┌──

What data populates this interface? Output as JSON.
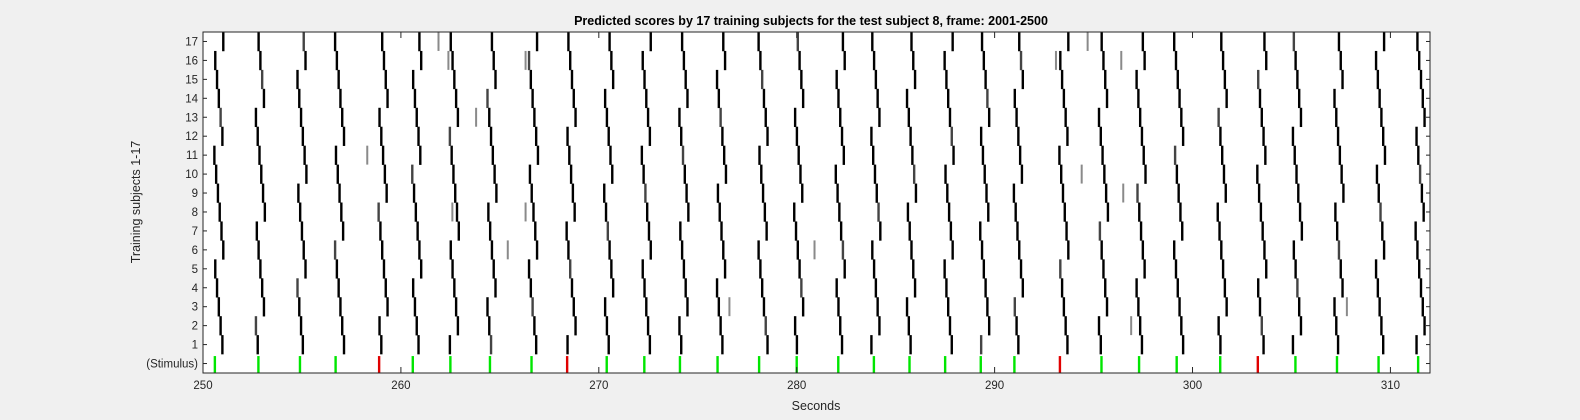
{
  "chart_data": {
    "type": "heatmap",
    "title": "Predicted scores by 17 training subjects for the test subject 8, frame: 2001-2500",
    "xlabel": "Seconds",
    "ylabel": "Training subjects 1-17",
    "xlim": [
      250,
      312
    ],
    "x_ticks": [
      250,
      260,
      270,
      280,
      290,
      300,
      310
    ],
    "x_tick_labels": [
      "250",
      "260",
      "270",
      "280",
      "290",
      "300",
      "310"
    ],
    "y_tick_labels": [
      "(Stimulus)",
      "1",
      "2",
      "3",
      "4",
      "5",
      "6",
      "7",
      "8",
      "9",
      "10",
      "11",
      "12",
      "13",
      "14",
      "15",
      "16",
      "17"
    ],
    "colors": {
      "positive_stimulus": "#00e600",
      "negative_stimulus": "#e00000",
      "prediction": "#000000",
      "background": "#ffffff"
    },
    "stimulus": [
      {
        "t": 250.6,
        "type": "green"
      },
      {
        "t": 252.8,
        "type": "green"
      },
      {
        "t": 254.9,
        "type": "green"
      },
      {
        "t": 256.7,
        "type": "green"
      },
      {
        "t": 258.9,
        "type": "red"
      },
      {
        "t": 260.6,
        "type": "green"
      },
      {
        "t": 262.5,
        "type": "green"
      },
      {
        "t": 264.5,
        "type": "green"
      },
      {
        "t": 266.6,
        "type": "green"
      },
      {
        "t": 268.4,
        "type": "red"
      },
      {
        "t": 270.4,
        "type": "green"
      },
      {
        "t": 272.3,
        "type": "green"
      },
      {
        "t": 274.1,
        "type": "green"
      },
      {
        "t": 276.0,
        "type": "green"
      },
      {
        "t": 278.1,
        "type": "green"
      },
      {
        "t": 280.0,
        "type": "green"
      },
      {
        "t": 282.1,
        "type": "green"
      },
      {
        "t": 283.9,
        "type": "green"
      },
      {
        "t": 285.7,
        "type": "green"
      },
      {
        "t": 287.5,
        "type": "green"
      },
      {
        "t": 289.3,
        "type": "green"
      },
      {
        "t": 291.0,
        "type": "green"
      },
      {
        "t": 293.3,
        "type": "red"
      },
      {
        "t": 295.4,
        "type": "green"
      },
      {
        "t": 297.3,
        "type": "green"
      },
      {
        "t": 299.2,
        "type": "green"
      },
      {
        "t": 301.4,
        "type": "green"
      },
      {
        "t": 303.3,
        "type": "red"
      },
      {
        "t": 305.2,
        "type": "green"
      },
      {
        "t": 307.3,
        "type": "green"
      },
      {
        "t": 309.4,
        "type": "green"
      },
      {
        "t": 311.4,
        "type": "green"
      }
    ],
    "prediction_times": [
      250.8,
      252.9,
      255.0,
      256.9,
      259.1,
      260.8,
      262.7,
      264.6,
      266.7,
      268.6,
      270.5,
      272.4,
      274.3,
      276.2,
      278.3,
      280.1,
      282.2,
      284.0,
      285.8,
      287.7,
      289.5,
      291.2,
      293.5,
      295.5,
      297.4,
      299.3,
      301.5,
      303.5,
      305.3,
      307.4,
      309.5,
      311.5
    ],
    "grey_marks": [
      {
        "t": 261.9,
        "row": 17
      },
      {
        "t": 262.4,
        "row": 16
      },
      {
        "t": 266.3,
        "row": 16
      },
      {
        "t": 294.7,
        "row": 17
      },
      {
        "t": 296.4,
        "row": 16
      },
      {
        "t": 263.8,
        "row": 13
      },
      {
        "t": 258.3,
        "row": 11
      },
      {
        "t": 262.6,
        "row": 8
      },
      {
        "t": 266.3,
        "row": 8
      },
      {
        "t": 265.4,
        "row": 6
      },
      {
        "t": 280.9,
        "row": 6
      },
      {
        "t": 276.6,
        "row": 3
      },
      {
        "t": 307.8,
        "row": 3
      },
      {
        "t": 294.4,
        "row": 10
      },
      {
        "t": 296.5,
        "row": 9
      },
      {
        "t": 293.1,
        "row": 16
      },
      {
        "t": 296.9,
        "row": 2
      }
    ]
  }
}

└──

# Direction
Sift through the entries and copy every line with "subjects".

# Response to this task
    "title": "Predicted scores by 17 training subjects for the test subject 8, frame: 2001-2500",
    "ylabel": "Training subjects 1-17",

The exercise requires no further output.